[Records about charts and figures]
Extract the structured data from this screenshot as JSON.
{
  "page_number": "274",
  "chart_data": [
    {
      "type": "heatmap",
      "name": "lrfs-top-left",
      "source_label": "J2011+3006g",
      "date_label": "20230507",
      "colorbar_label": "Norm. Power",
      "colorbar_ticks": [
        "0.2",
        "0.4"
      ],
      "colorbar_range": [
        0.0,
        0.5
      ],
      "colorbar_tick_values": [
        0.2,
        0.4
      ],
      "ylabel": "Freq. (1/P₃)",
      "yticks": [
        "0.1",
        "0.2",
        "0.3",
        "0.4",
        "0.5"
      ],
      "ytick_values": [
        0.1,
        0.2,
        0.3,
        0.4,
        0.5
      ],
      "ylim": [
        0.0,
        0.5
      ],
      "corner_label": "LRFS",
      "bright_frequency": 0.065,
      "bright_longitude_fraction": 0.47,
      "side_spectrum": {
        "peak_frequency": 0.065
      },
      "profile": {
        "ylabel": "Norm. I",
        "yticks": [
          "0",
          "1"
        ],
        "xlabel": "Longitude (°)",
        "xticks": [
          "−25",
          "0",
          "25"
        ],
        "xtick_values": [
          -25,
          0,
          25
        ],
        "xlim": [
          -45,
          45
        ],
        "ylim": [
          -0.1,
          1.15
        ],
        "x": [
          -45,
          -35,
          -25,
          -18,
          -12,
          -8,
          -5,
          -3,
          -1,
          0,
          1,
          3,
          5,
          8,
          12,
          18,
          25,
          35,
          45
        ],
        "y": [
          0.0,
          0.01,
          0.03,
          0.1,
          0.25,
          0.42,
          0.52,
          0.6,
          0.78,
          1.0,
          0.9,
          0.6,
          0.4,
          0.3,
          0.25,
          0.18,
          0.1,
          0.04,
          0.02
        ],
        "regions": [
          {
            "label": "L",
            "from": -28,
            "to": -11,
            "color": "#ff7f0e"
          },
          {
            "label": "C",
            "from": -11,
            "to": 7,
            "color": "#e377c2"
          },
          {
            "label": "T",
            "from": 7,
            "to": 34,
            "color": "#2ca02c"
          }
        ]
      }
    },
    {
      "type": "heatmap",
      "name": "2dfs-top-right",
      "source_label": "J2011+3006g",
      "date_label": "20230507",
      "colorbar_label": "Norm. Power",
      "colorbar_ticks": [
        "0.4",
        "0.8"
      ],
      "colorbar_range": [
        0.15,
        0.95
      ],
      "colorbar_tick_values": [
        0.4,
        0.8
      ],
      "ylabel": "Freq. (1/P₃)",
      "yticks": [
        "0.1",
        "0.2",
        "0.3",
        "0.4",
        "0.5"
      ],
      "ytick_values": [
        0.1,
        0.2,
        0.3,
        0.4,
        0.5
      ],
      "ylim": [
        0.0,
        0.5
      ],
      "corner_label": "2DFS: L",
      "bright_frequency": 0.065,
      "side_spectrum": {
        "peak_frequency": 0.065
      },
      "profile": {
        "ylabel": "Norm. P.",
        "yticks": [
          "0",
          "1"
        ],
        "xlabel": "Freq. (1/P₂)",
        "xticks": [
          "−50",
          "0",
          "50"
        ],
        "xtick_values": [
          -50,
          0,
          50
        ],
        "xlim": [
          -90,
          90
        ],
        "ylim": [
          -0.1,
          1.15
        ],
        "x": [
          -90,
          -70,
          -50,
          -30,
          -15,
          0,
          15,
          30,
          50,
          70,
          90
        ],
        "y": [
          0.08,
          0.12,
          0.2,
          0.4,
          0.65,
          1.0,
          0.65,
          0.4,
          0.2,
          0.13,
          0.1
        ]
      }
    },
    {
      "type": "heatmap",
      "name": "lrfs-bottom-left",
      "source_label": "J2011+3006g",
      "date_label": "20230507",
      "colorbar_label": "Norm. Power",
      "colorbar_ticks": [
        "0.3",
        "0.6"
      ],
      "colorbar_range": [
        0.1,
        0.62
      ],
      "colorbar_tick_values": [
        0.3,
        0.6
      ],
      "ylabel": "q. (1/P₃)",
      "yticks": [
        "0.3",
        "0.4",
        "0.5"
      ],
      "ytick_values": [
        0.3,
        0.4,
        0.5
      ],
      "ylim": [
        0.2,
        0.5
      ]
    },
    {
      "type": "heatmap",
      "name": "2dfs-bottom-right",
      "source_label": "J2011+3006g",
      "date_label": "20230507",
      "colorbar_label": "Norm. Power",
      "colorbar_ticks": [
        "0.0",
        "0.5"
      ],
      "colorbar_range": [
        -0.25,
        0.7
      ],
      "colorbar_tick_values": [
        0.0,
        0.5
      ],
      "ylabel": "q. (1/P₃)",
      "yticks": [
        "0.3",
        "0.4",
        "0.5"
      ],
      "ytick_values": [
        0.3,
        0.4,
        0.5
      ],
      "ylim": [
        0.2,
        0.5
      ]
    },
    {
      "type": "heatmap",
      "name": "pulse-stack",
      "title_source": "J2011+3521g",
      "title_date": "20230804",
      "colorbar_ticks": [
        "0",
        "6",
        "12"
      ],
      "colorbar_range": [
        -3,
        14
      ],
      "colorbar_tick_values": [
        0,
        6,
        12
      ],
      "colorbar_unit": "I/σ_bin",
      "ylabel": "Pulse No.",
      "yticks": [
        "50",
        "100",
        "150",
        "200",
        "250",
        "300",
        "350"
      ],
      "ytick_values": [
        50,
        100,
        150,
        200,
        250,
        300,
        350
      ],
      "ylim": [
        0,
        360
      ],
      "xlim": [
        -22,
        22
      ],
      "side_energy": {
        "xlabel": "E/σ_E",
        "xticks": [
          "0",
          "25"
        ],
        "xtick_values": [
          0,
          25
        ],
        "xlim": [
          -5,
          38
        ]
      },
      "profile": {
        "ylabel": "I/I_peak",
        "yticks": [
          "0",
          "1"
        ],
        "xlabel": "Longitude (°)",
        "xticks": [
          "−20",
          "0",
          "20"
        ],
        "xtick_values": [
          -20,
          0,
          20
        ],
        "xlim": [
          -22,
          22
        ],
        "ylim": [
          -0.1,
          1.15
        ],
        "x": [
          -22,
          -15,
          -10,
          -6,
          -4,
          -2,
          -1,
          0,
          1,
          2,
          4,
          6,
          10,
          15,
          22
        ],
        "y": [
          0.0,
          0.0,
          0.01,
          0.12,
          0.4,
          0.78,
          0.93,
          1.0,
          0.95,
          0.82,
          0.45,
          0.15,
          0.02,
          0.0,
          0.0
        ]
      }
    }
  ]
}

**Exercise:**
Return every entry exactly as given.

**Exercise answer:**
Extract the structured data from this screenshot as JSON.
{
  "page_number": "274",
  "chart_data": [
    {
      "type": "heatmap",
      "name": "lrfs-top-left",
      "source_label": "J2011+3006g",
      "date_label": "20230507",
      "colorbar_label": "Norm. Power",
      "colorbar_ticks": [
        "0.2",
        "0.4"
      ],
      "colorbar_range": [
        0.0,
        0.5
      ],
      "colorbar_tick_values": [
        0.2,
        0.4
      ],
      "ylabel": "Freq. (1/P₃)",
      "yticks": [
        "0.1",
        "0.2",
        "0.3",
        "0.4",
        "0.5"
      ],
      "ytick_values": [
        0.1,
        0.2,
        0.3,
        0.4,
        0.5
      ],
      "ylim": [
        0.0,
        0.5
      ],
      "corner_label": "LRFS",
      "bright_frequency": 0.065,
      "bright_longitude_fraction": 0.47,
      "side_spectrum": {
        "peak_frequency": 0.065
      },
      "profile": {
        "ylabel": "Norm. I",
        "yticks": [
          "0",
          "1"
        ],
        "xlabel": "Longitude (°)",
        "xticks": [
          "−25",
          "0",
          "25"
        ],
        "xtick_values": [
          -25,
          0,
          25
        ],
        "xlim": [
          -45,
          45
        ],
        "ylim": [
          -0.1,
          1.15
        ],
        "x": [
          -45,
          -35,
          -25,
          -18,
          -12,
          -8,
          -5,
          -3,
          -1,
          0,
          1,
          3,
          5,
          8,
          12,
          18,
          25,
          35,
          45
        ],
        "y": [
          0.0,
          0.01,
          0.03,
          0.1,
          0.25,
          0.42,
          0.52,
          0.6,
          0.78,
          1.0,
          0.9,
          0.6,
          0.4,
          0.3,
          0.25,
          0.18,
          0.1,
          0.04,
          0.02
        ],
        "regions": [
          {
            "label": "L",
            "from": -28,
            "to": -11,
            "color": "#ff7f0e"
          },
          {
            "label": "C",
            "from": -11,
            "to": 7,
            "color": "#e377c2"
          },
          {
            "label": "T",
            "from": 7,
            "to": 34,
            "color": "#2ca02c"
          }
        ]
      }
    },
    {
      "type": "heatmap",
      "name": "2dfs-top-right",
      "source_label": "J2011+3006g",
      "date_label": "20230507",
      "colorbar_label": "Norm. Power",
      "colorbar_ticks": [
        "0.4",
        "0.8"
      ],
      "colorbar_range": [
        0.15,
        0.95
      ],
      "colorbar_tick_values": [
        0.4,
        0.8
      ],
      "ylabel": "Freq. (1/P₃)",
      "yticks": [
        "0.1",
        "0.2",
        "0.3",
        "0.4",
        "0.5"
      ],
      "ytick_values": [
        0.1,
        0.2,
        0.3,
        0.4,
        0.5
      ],
      "ylim": [
        0.0,
        0.5
      ],
      "corner_label": "2DFS: L",
      "bright_frequency": 0.065,
      "side_spectrum": {
        "peak_frequency": 0.065
      },
      "profile": {
        "ylabel": "Norm. P.",
        "yticks": [
          "0",
          "1"
        ],
        "xlabel": "Freq. (1/P₂)",
        "xticks": [
          "−50",
          "0",
          "50"
        ],
        "xtick_values": [
          -50,
          0,
          50
        ],
        "xlim": [
          -90,
          90
        ],
        "ylim": [
          -0.1,
          1.15
        ],
        "x": [
          -90,
          -70,
          -50,
          -30,
          -15,
          0,
          15,
          30,
          50,
          70,
          90
        ],
        "y": [
          0.08,
          0.12,
          0.2,
          0.4,
          0.65,
          1.0,
          0.65,
          0.4,
          0.2,
          0.13,
          0.1
        ]
      }
    },
    {
      "type": "heatmap",
      "name": "lrfs-bottom-left",
      "source_label": "J2011+3006g",
      "date_label": "20230507",
      "colorbar_label": "Norm. Power",
      "colorbar_ticks": [
        "0.3",
        "0.6"
      ],
      "colorbar_range": [
        0.1,
        0.62
      ],
      "colorbar_tick_values": [
        0.3,
        0.6
      ],
      "ylabel": "q. (1/P₃)",
      "yticks": [
        "0.3",
        "0.4",
        "0.5"
      ],
      "ytick_values": [
        0.3,
        0.4,
        0.5
      ],
      "ylim": [
        0.2,
        0.5
      ]
    },
    {
      "type": "heatmap",
      "name": "2dfs-bottom-right",
      "source_label": "J2011+3006g",
      "date_label": "20230507",
      "colorbar_label": "Norm. Power",
      "colorbar_ticks": [
        "0.0",
        "0.5"
      ],
      "colorbar_range": [
        -0.25,
        0.7
      ],
      "colorbar_tick_values": [
        0.0,
        0.5
      ],
      "ylabel": "q. (1/P₃)",
      "yticks": [
        "0.3",
        "0.4",
        "0.5"
      ],
      "ytick_values": [
        0.3,
        0.4,
        0.5
      ],
      "ylim": [
        0.2,
        0.5
      ]
    },
    {
      "type": "heatmap",
      "name": "pulse-stack",
      "title_source": "J2011+3521g",
      "title_date": "20230804",
      "colorbar_ticks": [
        "0",
        "6",
        "12"
      ],
      "colorbar_range": [
        -3,
        14
      ],
      "colorbar_tick_values": [
        0,
        6,
        12
      ],
      "colorbar_unit": "I/σ_bin",
      "ylabel": "Pulse No.",
      "yticks": [
        "50",
        "100",
        "150",
        "200",
        "250",
        "300",
        "350"
      ],
      "ytick_values": [
        50,
        100,
        150,
        200,
        250,
        300,
        350
      ],
      "ylim": [
        0,
        360
      ],
      "xlim": [
        -22,
        22
      ],
      "side_energy": {
        "xlabel": "E/σ_E",
        "xticks": [
          "0",
          "25"
        ],
        "xtick_values": [
          0,
          25
        ],
        "xlim": [
          -5,
          38
        ]
      },
      "profile": {
        "ylabel": "I/I_peak",
        "yticks": [
          "0",
          "1"
        ],
        "xlabel": "Longitude (°)",
        "xticks": [
          "−20",
          "0",
          "20"
        ],
        "xtick_values": [
          -20,
          0,
          20
        ],
        "xlim": [
          -22,
          22
        ],
        "ylim": [
          -0.1,
          1.15
        ],
        "x": [
          -22,
          -15,
          -10,
          -6,
          -4,
          -2,
          -1,
          0,
          1,
          2,
          4,
          6,
          10,
          15,
          22
        ],
        "y": [
          0.0,
          0.0,
          0.01,
          0.12,
          0.4,
          0.78,
          0.93,
          1.0,
          0.95,
          0.82,
          0.45,
          0.15,
          0.02,
          0.0,
          0.0
        ]
      }
    }
  ]
}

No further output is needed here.